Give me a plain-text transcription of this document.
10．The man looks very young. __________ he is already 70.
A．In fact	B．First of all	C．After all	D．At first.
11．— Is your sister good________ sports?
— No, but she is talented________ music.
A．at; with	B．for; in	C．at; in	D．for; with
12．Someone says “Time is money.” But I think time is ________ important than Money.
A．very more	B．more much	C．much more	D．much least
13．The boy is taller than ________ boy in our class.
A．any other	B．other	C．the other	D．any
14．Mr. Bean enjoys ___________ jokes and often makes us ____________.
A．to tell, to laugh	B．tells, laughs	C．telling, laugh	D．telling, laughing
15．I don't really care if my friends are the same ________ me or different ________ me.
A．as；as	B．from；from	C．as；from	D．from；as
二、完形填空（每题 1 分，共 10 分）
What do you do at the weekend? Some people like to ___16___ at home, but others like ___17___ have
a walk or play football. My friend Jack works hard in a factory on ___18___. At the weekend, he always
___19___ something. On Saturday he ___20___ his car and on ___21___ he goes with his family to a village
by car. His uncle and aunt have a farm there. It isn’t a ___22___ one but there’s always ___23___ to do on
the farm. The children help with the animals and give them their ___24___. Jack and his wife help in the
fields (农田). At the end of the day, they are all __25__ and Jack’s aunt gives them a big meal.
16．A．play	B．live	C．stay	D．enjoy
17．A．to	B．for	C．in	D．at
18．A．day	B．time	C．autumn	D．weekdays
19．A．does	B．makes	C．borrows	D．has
•••••
YOUR INSTRUCTIONS
Read through the lines above and collect those that contain the string "play".

RESULT BELOW
a walk or play football. My friend Jack works hard in a factory on ___18___. At the weekend, he always
16．A．play	B．live	C．stay	D．enjoy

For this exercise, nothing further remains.